### EXERCISE DETAILS
Locate each line holding the string "Time" and copy it.

### PROVIDED DATA
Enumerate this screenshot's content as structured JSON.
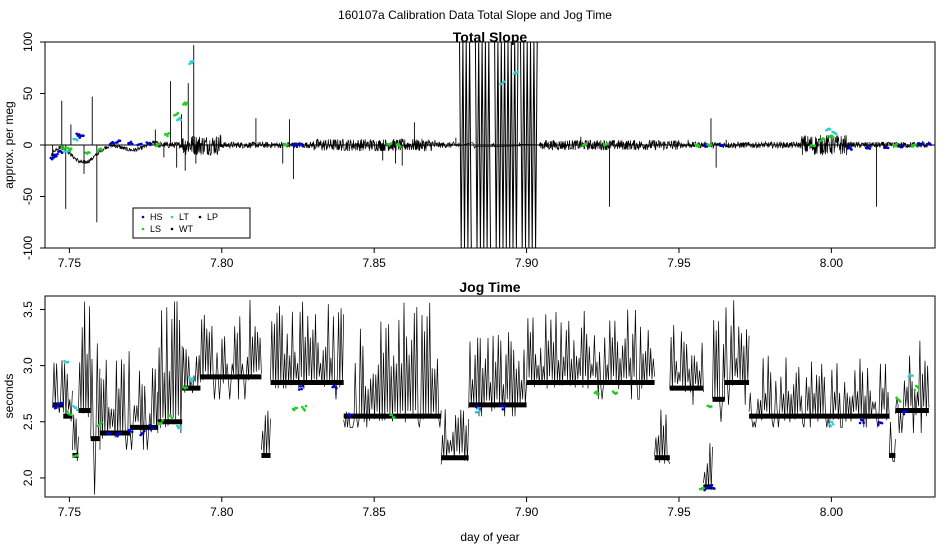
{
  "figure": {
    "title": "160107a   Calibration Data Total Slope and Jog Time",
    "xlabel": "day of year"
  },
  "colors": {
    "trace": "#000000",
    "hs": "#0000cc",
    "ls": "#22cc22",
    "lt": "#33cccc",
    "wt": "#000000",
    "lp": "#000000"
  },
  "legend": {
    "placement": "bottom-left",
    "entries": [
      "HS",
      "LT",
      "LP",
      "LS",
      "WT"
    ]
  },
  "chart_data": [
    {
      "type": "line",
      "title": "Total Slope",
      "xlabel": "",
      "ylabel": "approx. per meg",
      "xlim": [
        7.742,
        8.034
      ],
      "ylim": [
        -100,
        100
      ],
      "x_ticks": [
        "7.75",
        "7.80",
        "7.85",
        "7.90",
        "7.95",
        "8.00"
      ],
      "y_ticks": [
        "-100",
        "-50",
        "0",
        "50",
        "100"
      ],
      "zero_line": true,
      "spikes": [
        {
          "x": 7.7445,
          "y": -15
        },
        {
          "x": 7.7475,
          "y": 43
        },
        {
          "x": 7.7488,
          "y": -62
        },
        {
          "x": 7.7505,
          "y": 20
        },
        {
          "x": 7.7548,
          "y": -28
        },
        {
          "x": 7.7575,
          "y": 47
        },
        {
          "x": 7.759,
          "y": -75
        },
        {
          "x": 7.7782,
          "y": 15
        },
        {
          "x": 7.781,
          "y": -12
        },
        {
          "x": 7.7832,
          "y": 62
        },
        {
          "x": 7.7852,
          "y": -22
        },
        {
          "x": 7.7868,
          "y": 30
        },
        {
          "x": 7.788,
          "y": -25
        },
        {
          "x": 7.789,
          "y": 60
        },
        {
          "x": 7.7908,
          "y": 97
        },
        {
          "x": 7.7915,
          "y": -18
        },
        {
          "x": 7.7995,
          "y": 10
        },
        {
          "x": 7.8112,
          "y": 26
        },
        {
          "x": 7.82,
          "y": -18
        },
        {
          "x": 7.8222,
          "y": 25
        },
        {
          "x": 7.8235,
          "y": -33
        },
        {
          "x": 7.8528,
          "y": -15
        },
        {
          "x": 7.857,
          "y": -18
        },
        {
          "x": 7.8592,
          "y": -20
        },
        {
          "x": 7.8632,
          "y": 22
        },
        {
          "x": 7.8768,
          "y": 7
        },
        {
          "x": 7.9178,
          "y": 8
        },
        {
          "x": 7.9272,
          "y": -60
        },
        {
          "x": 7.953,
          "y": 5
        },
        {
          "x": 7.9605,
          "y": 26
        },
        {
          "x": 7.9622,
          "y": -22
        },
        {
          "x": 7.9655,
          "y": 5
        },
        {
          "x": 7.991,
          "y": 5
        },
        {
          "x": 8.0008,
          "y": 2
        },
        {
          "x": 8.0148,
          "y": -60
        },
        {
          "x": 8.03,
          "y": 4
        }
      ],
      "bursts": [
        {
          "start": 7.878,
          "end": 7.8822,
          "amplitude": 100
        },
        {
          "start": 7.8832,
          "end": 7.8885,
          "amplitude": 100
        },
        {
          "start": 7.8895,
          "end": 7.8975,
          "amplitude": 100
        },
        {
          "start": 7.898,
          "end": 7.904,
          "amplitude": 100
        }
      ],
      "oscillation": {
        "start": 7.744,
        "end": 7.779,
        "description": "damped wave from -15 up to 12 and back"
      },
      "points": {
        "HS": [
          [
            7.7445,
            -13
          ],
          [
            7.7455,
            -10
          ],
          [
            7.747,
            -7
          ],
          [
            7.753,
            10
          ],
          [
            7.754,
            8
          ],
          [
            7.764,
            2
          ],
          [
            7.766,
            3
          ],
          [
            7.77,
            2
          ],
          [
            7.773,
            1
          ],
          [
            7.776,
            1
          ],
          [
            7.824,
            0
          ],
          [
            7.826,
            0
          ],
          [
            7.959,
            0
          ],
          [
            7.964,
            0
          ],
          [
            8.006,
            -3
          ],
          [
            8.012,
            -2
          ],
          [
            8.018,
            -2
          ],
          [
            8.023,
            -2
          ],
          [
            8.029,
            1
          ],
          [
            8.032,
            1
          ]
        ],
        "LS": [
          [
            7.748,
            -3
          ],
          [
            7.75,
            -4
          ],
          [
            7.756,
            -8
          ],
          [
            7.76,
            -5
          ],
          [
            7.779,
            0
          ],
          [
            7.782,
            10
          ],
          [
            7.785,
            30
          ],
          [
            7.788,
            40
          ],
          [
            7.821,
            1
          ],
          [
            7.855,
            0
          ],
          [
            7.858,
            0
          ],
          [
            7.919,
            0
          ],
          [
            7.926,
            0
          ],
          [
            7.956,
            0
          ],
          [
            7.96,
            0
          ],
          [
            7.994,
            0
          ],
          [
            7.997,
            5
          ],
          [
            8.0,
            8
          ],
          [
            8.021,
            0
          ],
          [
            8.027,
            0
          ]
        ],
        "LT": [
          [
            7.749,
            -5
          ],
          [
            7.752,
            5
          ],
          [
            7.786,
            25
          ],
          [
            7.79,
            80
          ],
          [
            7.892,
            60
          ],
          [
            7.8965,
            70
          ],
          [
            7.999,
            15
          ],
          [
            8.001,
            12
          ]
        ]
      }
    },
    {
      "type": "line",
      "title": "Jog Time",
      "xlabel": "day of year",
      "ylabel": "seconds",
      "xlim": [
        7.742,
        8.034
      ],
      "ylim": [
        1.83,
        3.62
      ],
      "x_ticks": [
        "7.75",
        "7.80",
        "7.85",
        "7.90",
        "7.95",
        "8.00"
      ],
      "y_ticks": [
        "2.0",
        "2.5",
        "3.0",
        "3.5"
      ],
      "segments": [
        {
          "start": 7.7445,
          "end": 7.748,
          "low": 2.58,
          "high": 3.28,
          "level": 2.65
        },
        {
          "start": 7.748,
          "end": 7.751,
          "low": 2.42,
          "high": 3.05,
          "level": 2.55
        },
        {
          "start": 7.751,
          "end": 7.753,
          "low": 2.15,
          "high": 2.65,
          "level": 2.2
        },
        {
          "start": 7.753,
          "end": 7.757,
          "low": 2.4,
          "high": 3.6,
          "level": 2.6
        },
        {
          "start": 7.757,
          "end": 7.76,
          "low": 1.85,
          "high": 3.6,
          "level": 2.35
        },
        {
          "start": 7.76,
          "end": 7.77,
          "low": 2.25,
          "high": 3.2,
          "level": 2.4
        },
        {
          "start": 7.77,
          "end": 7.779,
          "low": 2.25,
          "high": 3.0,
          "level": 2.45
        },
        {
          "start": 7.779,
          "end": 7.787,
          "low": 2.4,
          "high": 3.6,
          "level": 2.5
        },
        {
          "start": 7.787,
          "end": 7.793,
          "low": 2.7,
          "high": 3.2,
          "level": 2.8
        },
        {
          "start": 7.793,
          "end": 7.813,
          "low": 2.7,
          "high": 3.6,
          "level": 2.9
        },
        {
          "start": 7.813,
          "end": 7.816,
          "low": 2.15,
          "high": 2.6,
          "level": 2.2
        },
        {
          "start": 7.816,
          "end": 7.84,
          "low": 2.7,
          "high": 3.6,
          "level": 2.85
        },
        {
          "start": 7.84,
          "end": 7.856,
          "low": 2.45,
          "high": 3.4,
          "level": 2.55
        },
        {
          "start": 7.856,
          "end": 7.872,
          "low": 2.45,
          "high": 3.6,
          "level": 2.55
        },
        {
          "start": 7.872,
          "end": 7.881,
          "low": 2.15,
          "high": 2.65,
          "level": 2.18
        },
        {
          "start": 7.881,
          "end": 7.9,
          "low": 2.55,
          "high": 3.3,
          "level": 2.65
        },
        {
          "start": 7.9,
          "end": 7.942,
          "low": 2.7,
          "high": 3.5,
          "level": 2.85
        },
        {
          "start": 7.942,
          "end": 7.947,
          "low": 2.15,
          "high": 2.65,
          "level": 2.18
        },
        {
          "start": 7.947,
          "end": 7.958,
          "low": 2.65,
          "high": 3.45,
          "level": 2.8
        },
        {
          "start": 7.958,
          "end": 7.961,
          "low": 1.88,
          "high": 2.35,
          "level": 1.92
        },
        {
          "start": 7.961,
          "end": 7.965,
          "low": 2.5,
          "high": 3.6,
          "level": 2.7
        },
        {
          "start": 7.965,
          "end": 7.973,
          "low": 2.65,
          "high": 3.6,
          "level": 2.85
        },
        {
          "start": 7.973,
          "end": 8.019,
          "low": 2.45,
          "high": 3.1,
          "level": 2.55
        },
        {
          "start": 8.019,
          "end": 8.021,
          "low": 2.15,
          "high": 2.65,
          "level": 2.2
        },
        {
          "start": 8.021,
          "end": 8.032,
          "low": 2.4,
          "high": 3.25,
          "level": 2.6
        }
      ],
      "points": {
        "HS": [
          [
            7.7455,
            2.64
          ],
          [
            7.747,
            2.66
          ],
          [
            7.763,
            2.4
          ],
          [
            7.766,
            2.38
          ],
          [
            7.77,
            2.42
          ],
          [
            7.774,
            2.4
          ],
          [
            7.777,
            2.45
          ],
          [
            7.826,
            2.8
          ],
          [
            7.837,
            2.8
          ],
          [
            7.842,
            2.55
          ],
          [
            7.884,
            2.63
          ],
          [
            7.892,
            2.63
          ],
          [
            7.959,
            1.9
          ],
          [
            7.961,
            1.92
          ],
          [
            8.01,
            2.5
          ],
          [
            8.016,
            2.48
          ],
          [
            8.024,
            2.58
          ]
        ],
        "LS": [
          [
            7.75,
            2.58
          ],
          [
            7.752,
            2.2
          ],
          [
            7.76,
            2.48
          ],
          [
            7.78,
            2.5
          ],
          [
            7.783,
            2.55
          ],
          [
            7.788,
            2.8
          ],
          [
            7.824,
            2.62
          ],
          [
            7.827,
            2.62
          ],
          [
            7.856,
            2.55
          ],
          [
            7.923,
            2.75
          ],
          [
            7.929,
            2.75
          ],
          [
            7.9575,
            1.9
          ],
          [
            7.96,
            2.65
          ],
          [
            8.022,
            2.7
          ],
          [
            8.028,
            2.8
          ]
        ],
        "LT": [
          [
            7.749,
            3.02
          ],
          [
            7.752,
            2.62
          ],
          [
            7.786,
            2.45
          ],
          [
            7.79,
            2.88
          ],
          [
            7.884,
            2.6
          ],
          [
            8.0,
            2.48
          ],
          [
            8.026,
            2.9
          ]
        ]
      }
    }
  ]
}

### RESULT
    "title": "160107a   Calibration Data Total Slope and Jog Time",
      "title": "Jog Time",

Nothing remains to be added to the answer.